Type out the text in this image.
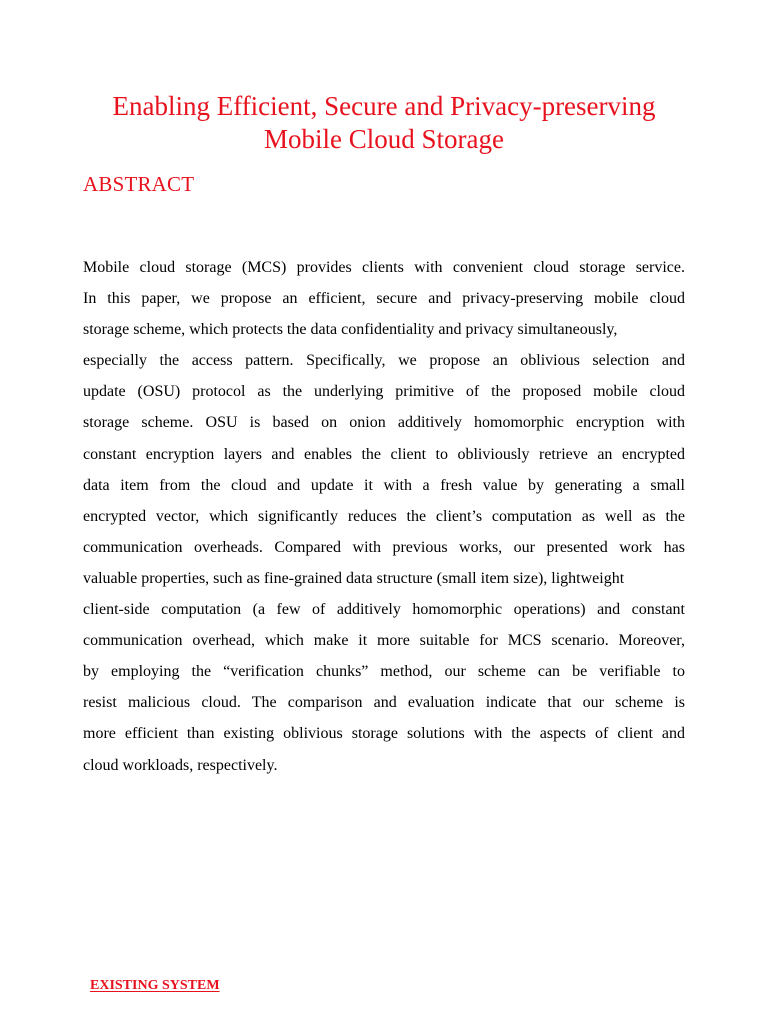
Enabling Efficient, Secure and Privacy-preserving
Mobile Cloud Storage
ABSTRACT
Mobile cloud storage (MCS) provides clients with convenient cloud storage service.
In this paper, we propose an efficient, secure and privacy-preserving mobile cloud
storage scheme, which protects the data confidentiality and privacy simultaneously,
especially the access pattern. Specifically, we propose an oblivious selection and
update (OSU) protocol as the underlying primitive of the proposed mobile cloud
storage scheme. OSU is based on onion additively homomorphic encryption with
constant encryption layers and enables the client to obliviously retrieve an encrypted
data item from the cloud and update it with a fresh value by generating a small
encrypted vector, which significantly reduces the client’s computation as well as the
communication overheads. Compared with previous works, our presented work has
valuable properties, such as fine-grained data structure (small item size), lightweight
client-side computation (a few of additively homomorphic operations) and constant
communication overhead, which make it more suitable for MCS scenario. Moreover,
by employing the “verification chunks” method, our scheme can be verifiable to
resist malicious cloud. The comparison and evaluation indicate that our scheme is
more efficient than existing oblivious storage solutions with the aspects of client and
cloud workloads, respectively.
EXISTING SYSTEM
####
* [Requirements]:
Write down every line of the data above that includes the string "computation".

* [Completed exercise]:
encrypted vector, which significantly reduces the client’s computation as well as the
client-side computation (a few of additively homomorphic operations) and constant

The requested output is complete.